* _WHAT YOU SHOULD DO_
For each line below that contains the string "デッサン", copy that line.

* _RECORDS SHOWN_
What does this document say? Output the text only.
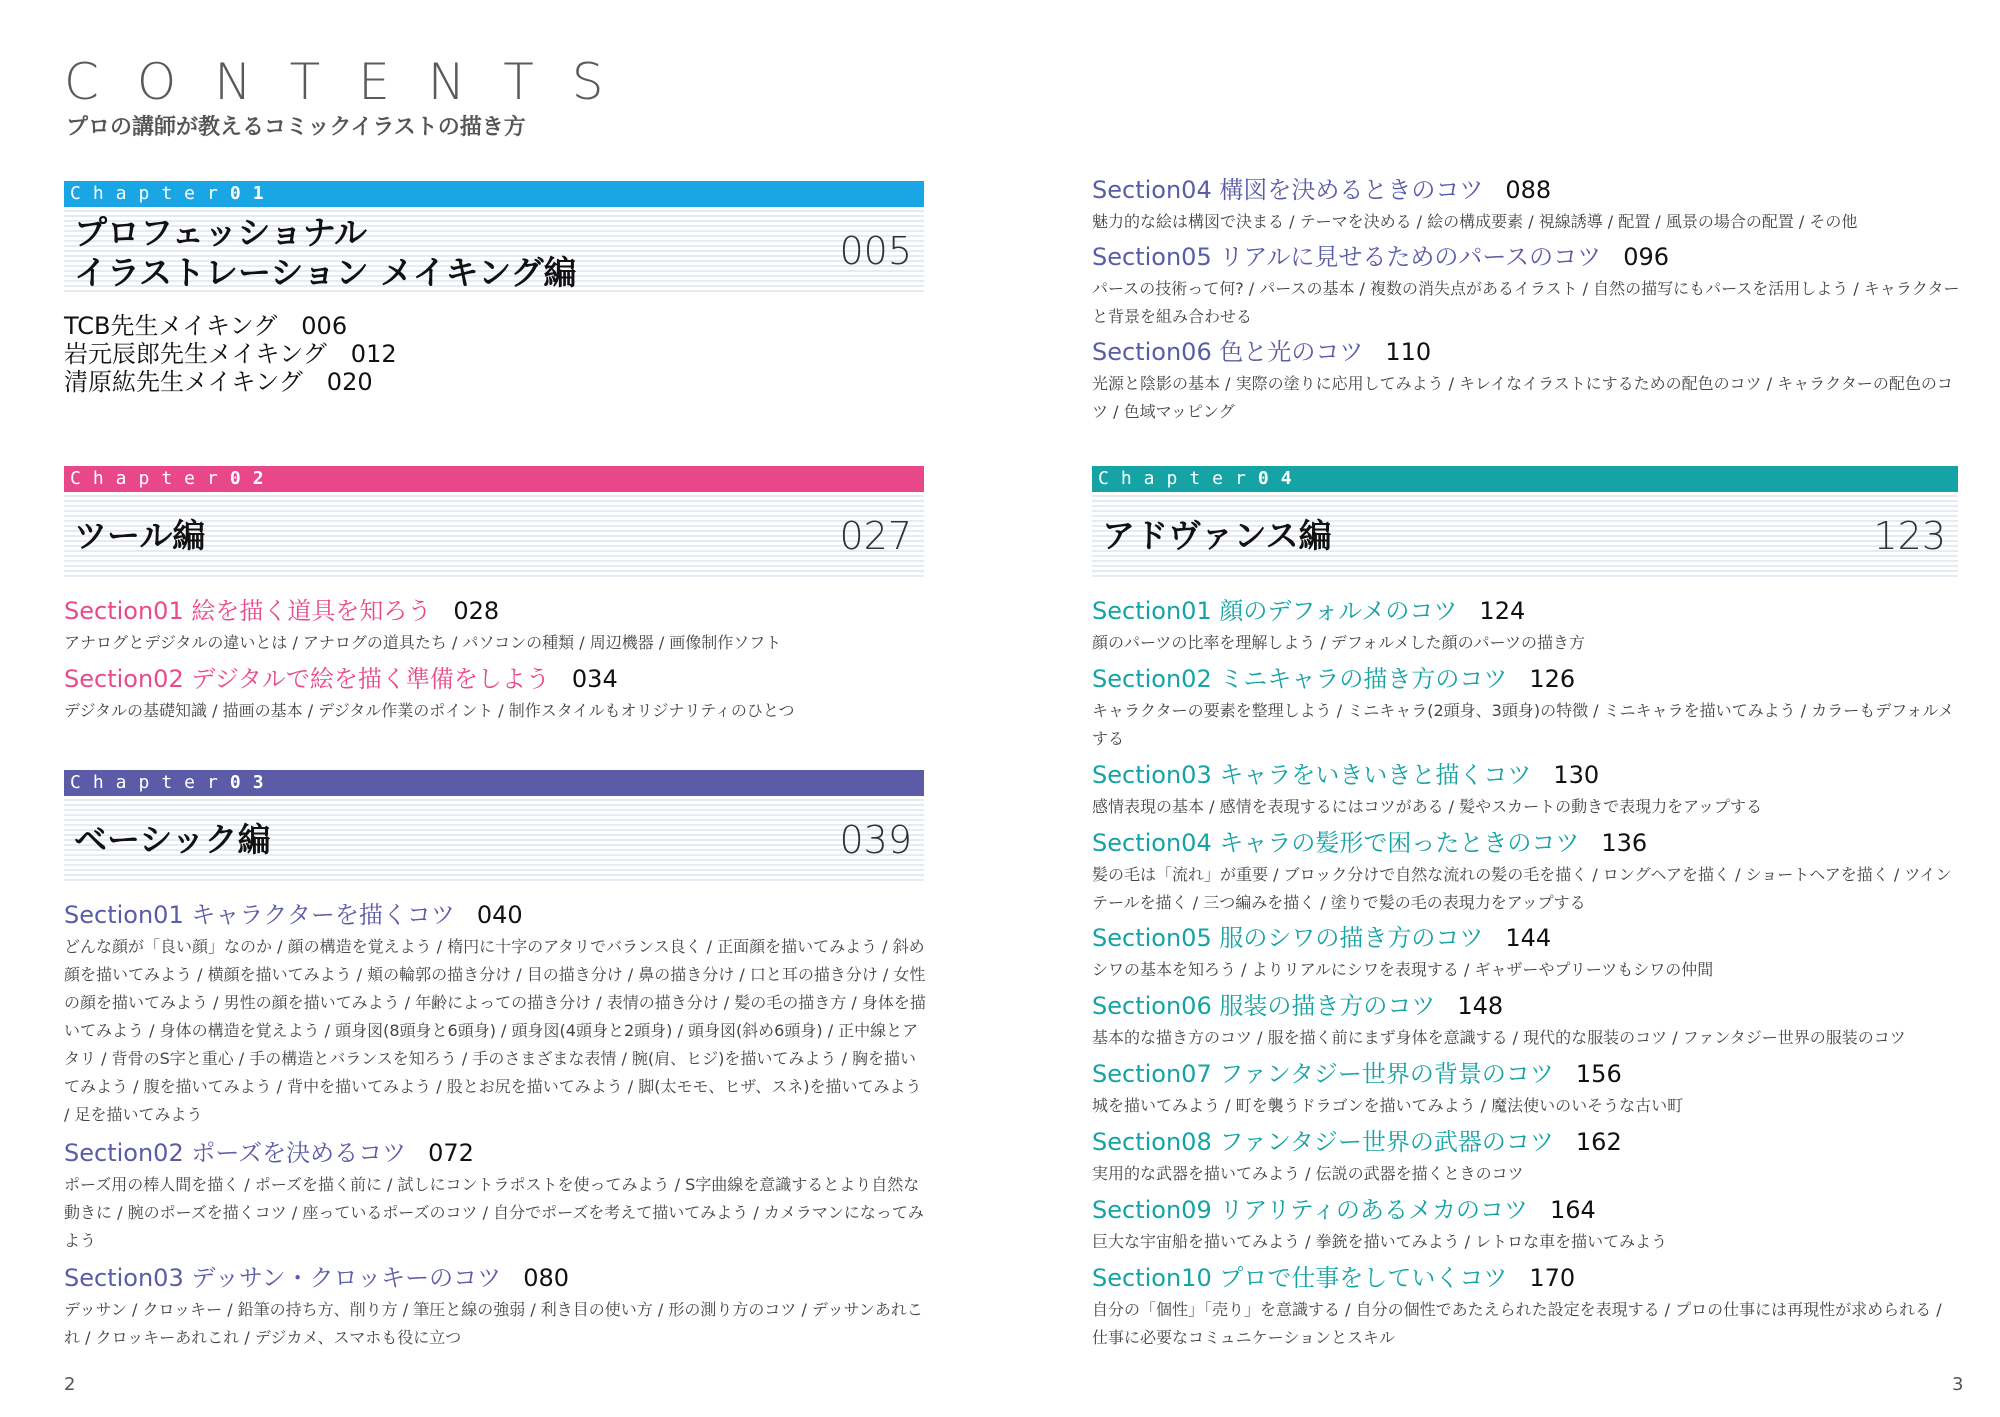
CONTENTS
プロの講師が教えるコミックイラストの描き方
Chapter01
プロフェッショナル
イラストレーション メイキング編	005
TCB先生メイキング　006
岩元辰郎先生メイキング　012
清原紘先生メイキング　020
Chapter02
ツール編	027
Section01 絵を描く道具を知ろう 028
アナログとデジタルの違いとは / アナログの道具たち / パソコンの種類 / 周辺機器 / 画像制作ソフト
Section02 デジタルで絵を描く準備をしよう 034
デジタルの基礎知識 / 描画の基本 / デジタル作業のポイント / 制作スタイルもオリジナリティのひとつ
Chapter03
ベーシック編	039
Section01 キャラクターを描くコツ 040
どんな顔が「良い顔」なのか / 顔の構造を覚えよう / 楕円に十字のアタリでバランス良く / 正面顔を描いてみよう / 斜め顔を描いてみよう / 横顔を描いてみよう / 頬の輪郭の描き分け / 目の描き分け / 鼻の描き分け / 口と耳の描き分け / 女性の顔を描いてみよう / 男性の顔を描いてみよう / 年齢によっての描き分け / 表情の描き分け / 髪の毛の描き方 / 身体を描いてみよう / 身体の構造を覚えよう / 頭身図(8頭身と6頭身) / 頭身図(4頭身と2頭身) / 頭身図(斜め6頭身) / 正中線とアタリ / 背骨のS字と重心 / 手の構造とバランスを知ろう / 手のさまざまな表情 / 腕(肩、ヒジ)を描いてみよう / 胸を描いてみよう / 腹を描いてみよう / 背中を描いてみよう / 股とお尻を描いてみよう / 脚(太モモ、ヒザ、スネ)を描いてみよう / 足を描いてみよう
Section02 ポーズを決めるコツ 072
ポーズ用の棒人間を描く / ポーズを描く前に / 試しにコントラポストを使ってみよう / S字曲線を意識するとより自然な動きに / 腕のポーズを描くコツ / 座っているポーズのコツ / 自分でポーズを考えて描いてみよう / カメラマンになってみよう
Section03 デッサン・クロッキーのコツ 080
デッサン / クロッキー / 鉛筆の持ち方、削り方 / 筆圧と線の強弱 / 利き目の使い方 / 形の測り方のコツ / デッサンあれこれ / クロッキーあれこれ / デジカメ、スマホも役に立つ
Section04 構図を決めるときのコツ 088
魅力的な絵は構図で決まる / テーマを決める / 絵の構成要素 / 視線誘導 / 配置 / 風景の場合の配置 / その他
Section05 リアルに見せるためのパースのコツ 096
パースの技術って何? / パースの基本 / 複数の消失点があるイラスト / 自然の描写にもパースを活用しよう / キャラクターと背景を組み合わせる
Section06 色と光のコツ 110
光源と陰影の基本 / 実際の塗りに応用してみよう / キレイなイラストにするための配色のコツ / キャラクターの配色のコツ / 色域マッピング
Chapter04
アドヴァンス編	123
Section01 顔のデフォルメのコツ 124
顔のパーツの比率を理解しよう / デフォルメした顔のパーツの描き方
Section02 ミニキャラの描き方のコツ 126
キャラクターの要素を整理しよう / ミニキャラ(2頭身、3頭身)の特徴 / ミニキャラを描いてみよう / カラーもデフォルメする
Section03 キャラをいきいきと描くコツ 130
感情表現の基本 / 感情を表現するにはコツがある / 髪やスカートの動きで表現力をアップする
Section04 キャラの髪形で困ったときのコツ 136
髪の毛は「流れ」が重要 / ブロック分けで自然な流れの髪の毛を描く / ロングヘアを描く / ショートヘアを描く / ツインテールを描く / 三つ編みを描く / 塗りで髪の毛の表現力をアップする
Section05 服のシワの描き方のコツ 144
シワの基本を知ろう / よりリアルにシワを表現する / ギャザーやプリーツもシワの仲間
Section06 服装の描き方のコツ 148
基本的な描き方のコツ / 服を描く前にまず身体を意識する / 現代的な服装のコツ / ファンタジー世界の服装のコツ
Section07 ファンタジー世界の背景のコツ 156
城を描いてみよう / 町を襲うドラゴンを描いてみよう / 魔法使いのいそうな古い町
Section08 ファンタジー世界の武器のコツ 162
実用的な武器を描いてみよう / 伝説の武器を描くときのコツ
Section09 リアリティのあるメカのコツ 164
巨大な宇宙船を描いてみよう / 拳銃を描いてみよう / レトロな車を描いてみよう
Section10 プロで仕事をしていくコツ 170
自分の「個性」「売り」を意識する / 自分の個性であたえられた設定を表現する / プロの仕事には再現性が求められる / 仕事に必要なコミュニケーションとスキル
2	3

* _RIGHT ANSWER_
Section03 デッサン・クロッキーのコツ 080
デッサン / クロッキー / 鉛筆の持ち方、削り方 / 筆圧と線の強弱 / 利き目の使い方 / 形の測り方のコツ / デッサンあれこれ / クロッキーあれこれ / デジカメ、スマホも役に立つ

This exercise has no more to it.